(A block of data)
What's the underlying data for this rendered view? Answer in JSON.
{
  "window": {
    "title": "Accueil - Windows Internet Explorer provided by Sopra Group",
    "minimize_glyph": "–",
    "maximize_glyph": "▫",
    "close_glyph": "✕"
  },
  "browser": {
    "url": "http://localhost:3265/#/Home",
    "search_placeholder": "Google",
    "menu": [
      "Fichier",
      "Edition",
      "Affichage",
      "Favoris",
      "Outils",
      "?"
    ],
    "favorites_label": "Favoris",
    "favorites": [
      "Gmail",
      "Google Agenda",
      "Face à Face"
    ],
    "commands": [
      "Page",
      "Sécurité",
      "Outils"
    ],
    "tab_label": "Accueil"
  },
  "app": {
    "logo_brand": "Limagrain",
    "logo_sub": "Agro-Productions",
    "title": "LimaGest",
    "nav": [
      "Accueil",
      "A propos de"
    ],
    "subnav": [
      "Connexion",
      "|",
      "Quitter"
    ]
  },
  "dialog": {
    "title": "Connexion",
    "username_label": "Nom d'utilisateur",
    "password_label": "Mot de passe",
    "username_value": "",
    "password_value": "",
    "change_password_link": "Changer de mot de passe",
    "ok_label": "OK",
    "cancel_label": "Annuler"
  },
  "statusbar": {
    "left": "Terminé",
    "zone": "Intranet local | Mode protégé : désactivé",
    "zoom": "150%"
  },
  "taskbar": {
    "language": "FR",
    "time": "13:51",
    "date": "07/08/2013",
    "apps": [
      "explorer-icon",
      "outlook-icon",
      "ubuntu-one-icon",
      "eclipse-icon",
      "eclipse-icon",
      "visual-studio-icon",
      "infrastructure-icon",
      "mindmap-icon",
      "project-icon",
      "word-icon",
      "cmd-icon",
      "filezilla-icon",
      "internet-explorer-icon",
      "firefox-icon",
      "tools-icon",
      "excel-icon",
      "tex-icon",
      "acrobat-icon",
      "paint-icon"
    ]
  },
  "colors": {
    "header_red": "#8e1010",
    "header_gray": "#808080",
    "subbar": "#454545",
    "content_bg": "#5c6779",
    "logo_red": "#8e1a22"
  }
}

SHORT PROBLEM
Retype every entry word for word.

SOLUTION
What's the underlying data for this rendered view? Answer in JSON.
{
  "window": {
    "title": "Accueil - Windows Internet Explorer provided by Sopra Group",
    "minimize_glyph": "–",
    "maximize_glyph": "▫",
    "close_glyph": "✕"
  },
  "browser": {
    "url": "http://localhost:3265/#/Home",
    "search_placeholder": "Google",
    "menu": [
      "Fichier",
      "Edition",
      "Affichage",
      "Favoris",
      "Outils",
      "?"
    ],
    "favorites_label": "Favoris",
    "favorites": [
      "Gmail",
      "Google Agenda",
      "Face à Face"
    ],
    "commands": [
      "Page",
      "Sécurité",
      "Outils"
    ],
    "tab_label": "Accueil"
  },
  "app": {
    "logo_brand": "Limagrain",
    "logo_sub": "Agro-Productions",
    "title": "LimaGest",
    "nav": [
      "Accueil",
      "A propos de"
    ],
    "subnav": [
      "Connexion",
      "|",
      "Quitter"
    ]
  },
  "dialog": {
    "title": "Connexion",
    "username_label": "Nom d'utilisateur",
    "password_label": "Mot de passe",
    "username_value": "",
    "password_value": "",
    "change_password_link": "Changer de mot de passe",
    "ok_label": "OK",
    "cancel_label": "Annuler"
  },
  "statusbar": {
    "left": "Terminé",
    "zone": "Intranet local | Mode protégé : désactivé",
    "zoom": "150%"
  },
  "taskbar": {
    "language": "FR",
    "time": "13:51",
    "date": "07/08/2013",
    "apps": [
      "explorer-icon",
      "outlook-icon",
      "ubuntu-one-icon",
      "eclipse-icon",
      "eclipse-icon",
      "visual-studio-icon",
      "infrastructure-icon",
      "mindmap-icon",
      "project-icon",
      "word-icon",
      "cmd-icon",
      "filezilla-icon",
      "internet-explorer-icon",
      "firefox-icon",
      "tools-icon",
      "excel-icon",
      "tex-icon",
      "acrobat-icon",
      "paint-icon"
    ]
  },
  "colors": {
    "header_red": "#8e1010",
    "header_gray": "#808080",
    "subbar": "#454545",
    "content_bg": "#5c6779",
    "logo_red": "#8e1a22"
  }
}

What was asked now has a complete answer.